Saved entries
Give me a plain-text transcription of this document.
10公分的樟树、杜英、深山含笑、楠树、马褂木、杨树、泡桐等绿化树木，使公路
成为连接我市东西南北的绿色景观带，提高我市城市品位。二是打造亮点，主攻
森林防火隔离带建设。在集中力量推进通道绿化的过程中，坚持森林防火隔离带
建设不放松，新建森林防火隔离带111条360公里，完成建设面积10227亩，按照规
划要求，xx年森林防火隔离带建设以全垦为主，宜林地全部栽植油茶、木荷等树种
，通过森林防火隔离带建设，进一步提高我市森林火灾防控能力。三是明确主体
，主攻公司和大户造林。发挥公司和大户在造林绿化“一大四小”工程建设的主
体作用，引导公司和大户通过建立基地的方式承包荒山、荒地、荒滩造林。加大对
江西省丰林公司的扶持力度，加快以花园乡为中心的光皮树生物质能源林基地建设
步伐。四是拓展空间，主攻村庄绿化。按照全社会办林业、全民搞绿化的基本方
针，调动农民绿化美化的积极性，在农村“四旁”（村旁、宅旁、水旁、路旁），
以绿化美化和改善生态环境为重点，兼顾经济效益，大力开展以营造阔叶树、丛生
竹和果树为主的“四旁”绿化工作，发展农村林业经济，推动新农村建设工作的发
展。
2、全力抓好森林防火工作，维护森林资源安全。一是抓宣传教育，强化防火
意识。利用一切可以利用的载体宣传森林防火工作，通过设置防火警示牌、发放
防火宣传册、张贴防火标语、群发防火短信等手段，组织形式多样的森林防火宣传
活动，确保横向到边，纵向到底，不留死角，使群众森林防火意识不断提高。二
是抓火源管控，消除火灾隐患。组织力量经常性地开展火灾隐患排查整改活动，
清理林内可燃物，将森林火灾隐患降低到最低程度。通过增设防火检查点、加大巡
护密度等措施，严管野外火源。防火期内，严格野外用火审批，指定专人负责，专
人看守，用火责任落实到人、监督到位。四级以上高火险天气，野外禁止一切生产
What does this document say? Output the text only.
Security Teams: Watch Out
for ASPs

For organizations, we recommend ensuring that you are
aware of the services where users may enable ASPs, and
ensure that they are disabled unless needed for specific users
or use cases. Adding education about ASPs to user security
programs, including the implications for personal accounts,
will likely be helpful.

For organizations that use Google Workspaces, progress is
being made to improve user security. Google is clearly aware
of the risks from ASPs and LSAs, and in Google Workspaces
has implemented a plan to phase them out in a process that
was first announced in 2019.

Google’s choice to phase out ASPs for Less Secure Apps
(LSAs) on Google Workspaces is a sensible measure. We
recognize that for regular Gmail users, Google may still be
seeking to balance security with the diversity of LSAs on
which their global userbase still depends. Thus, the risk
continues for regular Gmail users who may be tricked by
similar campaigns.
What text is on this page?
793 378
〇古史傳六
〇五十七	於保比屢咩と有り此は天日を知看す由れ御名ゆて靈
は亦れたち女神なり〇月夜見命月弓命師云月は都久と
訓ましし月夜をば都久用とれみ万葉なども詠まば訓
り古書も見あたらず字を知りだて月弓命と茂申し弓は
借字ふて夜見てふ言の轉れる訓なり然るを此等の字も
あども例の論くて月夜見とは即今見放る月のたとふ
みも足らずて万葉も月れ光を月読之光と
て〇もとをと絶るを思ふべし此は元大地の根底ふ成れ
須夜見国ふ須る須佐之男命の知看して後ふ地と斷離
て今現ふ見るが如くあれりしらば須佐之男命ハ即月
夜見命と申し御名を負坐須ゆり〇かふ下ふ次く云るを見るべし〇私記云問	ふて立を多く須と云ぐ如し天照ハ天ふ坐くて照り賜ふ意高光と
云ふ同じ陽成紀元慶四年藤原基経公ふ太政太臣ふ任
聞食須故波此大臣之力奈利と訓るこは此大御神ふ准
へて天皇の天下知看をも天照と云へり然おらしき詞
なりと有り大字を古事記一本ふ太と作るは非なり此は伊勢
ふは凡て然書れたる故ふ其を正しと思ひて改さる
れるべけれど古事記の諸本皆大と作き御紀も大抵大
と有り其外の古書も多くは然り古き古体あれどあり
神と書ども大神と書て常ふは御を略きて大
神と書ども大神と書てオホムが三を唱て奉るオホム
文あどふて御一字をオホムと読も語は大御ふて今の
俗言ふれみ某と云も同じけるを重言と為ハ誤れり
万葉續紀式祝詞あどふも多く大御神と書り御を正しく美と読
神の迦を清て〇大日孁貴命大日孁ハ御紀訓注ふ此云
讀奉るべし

[Short exercise]:
Pick each line holding the word "ASPs" out of the listing.

[Exercise output]:
for ASPs
aware of the services where users may enable ASPs, and
or use cases. Adding education about ASPs to user security
of the risks from ASPs and LSAs, and in Google Workspaces
Google’s choice to phase out ASPs for Less Secure Apps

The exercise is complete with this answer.